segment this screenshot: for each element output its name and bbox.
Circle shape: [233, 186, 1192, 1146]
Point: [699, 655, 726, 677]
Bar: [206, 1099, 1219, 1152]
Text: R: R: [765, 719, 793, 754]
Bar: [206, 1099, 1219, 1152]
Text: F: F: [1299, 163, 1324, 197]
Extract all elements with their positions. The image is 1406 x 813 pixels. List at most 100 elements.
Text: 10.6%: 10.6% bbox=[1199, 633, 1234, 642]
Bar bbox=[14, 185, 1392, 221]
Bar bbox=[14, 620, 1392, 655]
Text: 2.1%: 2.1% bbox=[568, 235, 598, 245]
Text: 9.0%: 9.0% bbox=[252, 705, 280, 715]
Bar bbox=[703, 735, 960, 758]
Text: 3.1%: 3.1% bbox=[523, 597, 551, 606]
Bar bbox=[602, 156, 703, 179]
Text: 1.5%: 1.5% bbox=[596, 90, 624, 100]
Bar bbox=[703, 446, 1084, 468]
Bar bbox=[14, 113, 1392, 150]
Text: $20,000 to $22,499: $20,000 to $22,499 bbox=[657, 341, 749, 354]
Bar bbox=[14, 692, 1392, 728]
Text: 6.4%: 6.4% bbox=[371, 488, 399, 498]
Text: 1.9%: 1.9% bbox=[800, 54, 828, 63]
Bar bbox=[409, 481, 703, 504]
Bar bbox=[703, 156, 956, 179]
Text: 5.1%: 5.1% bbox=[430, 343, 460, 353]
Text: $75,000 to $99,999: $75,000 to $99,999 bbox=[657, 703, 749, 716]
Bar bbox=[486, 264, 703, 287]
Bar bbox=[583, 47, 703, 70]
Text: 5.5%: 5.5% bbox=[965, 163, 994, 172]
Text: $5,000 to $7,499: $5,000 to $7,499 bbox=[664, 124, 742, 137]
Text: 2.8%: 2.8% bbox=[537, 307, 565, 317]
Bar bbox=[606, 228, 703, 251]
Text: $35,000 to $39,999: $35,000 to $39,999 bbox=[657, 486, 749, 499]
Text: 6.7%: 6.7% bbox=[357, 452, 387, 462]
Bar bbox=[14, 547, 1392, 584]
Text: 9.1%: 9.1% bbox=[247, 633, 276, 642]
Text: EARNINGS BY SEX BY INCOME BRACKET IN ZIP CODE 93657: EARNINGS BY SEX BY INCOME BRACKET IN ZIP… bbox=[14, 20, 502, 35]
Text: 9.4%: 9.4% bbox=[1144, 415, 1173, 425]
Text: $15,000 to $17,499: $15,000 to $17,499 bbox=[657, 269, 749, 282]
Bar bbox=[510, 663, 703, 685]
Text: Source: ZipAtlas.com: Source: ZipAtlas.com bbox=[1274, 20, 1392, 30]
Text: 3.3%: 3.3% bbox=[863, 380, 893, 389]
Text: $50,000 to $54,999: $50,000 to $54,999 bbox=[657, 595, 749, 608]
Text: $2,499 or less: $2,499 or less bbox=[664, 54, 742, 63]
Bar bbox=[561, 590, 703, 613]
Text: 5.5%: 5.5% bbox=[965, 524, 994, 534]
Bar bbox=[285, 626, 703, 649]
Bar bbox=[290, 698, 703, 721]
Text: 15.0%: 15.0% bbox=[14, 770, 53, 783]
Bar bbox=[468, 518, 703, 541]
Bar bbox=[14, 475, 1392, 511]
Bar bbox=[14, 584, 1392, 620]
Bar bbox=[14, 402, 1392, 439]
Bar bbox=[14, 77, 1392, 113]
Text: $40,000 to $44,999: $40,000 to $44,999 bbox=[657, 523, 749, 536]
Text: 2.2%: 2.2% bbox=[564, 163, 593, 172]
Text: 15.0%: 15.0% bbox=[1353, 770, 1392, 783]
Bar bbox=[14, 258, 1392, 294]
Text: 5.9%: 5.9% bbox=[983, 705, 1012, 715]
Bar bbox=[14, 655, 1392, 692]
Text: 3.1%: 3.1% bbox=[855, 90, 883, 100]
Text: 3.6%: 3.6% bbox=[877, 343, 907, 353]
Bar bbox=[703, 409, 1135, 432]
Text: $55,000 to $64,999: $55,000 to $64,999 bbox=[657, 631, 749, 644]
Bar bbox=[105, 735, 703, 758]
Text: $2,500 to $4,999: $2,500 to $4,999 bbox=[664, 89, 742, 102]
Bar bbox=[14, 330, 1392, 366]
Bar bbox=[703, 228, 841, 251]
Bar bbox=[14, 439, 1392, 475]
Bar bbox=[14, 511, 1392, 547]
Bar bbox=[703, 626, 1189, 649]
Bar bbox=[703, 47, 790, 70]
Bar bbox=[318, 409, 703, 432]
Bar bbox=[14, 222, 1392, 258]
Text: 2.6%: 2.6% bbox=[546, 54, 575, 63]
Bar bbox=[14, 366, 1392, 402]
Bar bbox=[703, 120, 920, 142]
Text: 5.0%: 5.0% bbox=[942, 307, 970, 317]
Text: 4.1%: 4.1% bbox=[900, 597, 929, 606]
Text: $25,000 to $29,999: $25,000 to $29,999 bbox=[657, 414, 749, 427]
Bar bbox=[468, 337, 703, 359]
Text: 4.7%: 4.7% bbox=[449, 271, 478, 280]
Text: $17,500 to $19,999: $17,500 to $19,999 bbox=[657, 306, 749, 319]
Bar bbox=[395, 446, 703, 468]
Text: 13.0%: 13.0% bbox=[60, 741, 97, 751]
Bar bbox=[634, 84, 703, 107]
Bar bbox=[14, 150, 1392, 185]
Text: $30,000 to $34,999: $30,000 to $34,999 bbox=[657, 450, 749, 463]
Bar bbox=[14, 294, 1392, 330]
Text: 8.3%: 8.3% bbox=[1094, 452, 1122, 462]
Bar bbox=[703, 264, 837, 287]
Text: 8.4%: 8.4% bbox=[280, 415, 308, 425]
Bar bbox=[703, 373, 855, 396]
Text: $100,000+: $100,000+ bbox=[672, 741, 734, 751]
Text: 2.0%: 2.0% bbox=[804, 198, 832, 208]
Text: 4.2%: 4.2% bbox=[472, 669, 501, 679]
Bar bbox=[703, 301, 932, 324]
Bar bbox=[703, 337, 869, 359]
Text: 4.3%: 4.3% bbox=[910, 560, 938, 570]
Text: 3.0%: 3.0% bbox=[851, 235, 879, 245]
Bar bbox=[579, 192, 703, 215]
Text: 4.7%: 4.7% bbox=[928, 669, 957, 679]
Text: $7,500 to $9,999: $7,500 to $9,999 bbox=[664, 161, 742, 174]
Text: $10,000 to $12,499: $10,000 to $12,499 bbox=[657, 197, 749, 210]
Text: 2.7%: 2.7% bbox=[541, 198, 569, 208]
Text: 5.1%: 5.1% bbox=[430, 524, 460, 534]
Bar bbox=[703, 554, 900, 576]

Written exercise: Rewrite the whole listing above, replacing every "Bar" with "Rectangle" and leaving everything else unchanged.

Output of the task:
segment this screenshot: for each element output its name and bbox.
Circle shape: [233, 186, 1192, 1146]
Point: [699, 655, 726, 677]
Rectangle: [206, 1099, 1219, 1152]
Text: R: R: [765, 719, 793, 754]
Rectangle: [206, 1099, 1219, 1152]
Text: F: F: [1299, 163, 1324, 197]
Extract all elements with their positions. The image is 1406 x 813 pixels. List at most 100 elements.
Text: 10.6%: 10.6% bbox=[1199, 633, 1234, 642]
Rectangle bbox=[14, 185, 1392, 221]
Rectangle bbox=[14, 620, 1392, 655]
Text: 2.1%: 2.1% bbox=[568, 235, 598, 245]
Text: 9.0%: 9.0% bbox=[252, 705, 280, 715]
Rectangle bbox=[703, 735, 960, 758]
Text: 3.1%: 3.1% bbox=[523, 597, 551, 606]
Rectangle bbox=[602, 156, 703, 179]
Text: 1.5%: 1.5% bbox=[596, 90, 624, 100]
Rectangle bbox=[703, 446, 1084, 468]
Rectangle bbox=[14, 113, 1392, 150]
Text: $20,000 to $22,499: $20,000 to $22,499 bbox=[657, 341, 749, 354]
Rectangle bbox=[14, 692, 1392, 728]
Text: 6.4%: 6.4% bbox=[371, 488, 399, 498]
Text: 1.9%: 1.9% bbox=[800, 54, 828, 63]
Rectangle bbox=[409, 481, 703, 504]
Rectangle bbox=[703, 156, 956, 179]
Text: 5.1%: 5.1% bbox=[430, 343, 460, 353]
Text: $75,000 to $99,999: $75,000 to $99,999 bbox=[657, 703, 749, 716]
Rectangle bbox=[486, 264, 703, 287]
Rectangle bbox=[583, 47, 703, 70]
Text: 5.5%: 5.5% bbox=[965, 163, 994, 172]
Text: $5,000 to $7,499: $5,000 to $7,499 bbox=[664, 124, 742, 137]
Text: 2.8%: 2.8% bbox=[537, 307, 565, 317]
Rectangle bbox=[606, 228, 703, 251]
Text: $35,000 to $39,999: $35,000 to $39,999 bbox=[657, 486, 749, 499]
Text: 6.7%: 6.7% bbox=[357, 452, 387, 462]
Rectangle bbox=[14, 547, 1392, 584]
Text: 9.1%: 9.1% bbox=[247, 633, 276, 642]
Text: EARNINGS BY SEX BY INCOME BRACKET IN ZIP CODE 93657: EARNINGS BY SEX BY INCOME BRACKET IN ZIP… bbox=[14, 20, 502, 35]
Text: 9.4%: 9.4% bbox=[1144, 415, 1173, 425]
Text: $15,000 to $17,499: $15,000 to $17,499 bbox=[657, 269, 749, 282]
Rectangle bbox=[510, 663, 703, 685]
Text: Source: ZipAtlas.com: Source: ZipAtlas.com bbox=[1274, 20, 1392, 30]
Text: 3.3%: 3.3% bbox=[863, 380, 893, 389]
Text: $50,000 to $54,999: $50,000 to $54,999 bbox=[657, 595, 749, 608]
Text: $2,499 or less: $2,499 or less bbox=[664, 54, 742, 63]
Rectangle bbox=[561, 590, 703, 613]
Text: 5.5%: 5.5% bbox=[965, 524, 994, 534]
Rectangle bbox=[285, 626, 703, 649]
Rectangle bbox=[290, 698, 703, 721]
Text: 15.0%: 15.0% bbox=[14, 770, 53, 783]
Rectangle bbox=[468, 518, 703, 541]
Rectangle bbox=[14, 475, 1392, 511]
Rectangle bbox=[14, 584, 1392, 620]
Rectangle bbox=[14, 402, 1392, 439]
Rectangle bbox=[14, 77, 1392, 113]
Text: $40,000 to $44,999: $40,000 to $44,999 bbox=[657, 523, 749, 536]
Text: 2.2%: 2.2% bbox=[564, 163, 593, 172]
Text: 15.0%: 15.0% bbox=[1353, 770, 1392, 783]
Rectangle bbox=[14, 258, 1392, 294]
Text: 5.9%: 5.9% bbox=[983, 705, 1012, 715]
Rectangle bbox=[14, 655, 1392, 692]
Text: 3.1%: 3.1% bbox=[855, 90, 883, 100]
Text: 3.6%: 3.6% bbox=[877, 343, 907, 353]
Rectangle bbox=[703, 409, 1135, 432]
Text: $55,000 to $64,999: $55,000 to $64,999 bbox=[657, 631, 749, 644]
Rectangle bbox=[105, 735, 703, 758]
Text: $2,500 to $4,999: $2,500 to $4,999 bbox=[664, 89, 742, 102]
Rectangle bbox=[14, 330, 1392, 366]
Rectangle bbox=[703, 228, 841, 251]
Rectangle bbox=[14, 439, 1392, 475]
Rectangle bbox=[14, 511, 1392, 547]
Rectangle bbox=[703, 626, 1189, 649]
Rectangle bbox=[703, 47, 790, 70]
Rectangle bbox=[318, 409, 703, 432]
Rectangle bbox=[14, 222, 1392, 258]
Text: 2.6%: 2.6% bbox=[546, 54, 575, 63]
Rectangle bbox=[14, 366, 1392, 402]
Rectangle bbox=[703, 120, 920, 142]
Text: 5.0%: 5.0% bbox=[942, 307, 970, 317]
Text: 4.1%: 4.1% bbox=[900, 597, 929, 606]
Text: $25,000 to $29,999: $25,000 to $29,999 bbox=[657, 414, 749, 427]
Rectangle bbox=[468, 337, 703, 359]
Text: 4.7%: 4.7% bbox=[449, 271, 478, 280]
Text: $17,500 to $19,999: $17,500 to $19,999 bbox=[657, 306, 749, 319]
Rectangle bbox=[395, 446, 703, 468]
Text: 13.0%: 13.0% bbox=[60, 741, 97, 751]
Rectangle bbox=[634, 84, 703, 107]
Rectangle bbox=[14, 150, 1392, 185]
Text: $30,000 to $34,999: $30,000 to $34,999 bbox=[657, 450, 749, 463]
Rectangle bbox=[14, 294, 1392, 330]
Text: 8.3%: 8.3% bbox=[1094, 452, 1122, 462]
Rectangle bbox=[703, 264, 837, 287]
Text: 8.4%: 8.4% bbox=[280, 415, 308, 425]
Rectangle bbox=[703, 373, 855, 396]
Text: $100,000+: $100,000+ bbox=[672, 741, 734, 751]
Text: 2.0%: 2.0% bbox=[804, 198, 832, 208]
Text: 4.2%: 4.2% bbox=[472, 669, 501, 679]
Rectangle bbox=[703, 301, 932, 324]
Rectangle bbox=[703, 337, 869, 359]
Text: 4.3%: 4.3% bbox=[910, 560, 938, 570]
Text: 3.0%: 3.0% bbox=[851, 235, 879, 245]
Rectangle bbox=[579, 192, 703, 215]
Text: 4.7%: 4.7% bbox=[928, 669, 957, 679]
Text: $7,500 to $9,999: $7,500 to $9,999 bbox=[664, 161, 742, 174]
Text: $10,000 to $12,499: $10,000 to $12,499 bbox=[657, 197, 749, 210]
Text: 2.7%: 2.7% bbox=[541, 198, 569, 208]
Text: 5.1%: 5.1% bbox=[430, 524, 460, 534]
Rectangle bbox=[703, 554, 900, 576]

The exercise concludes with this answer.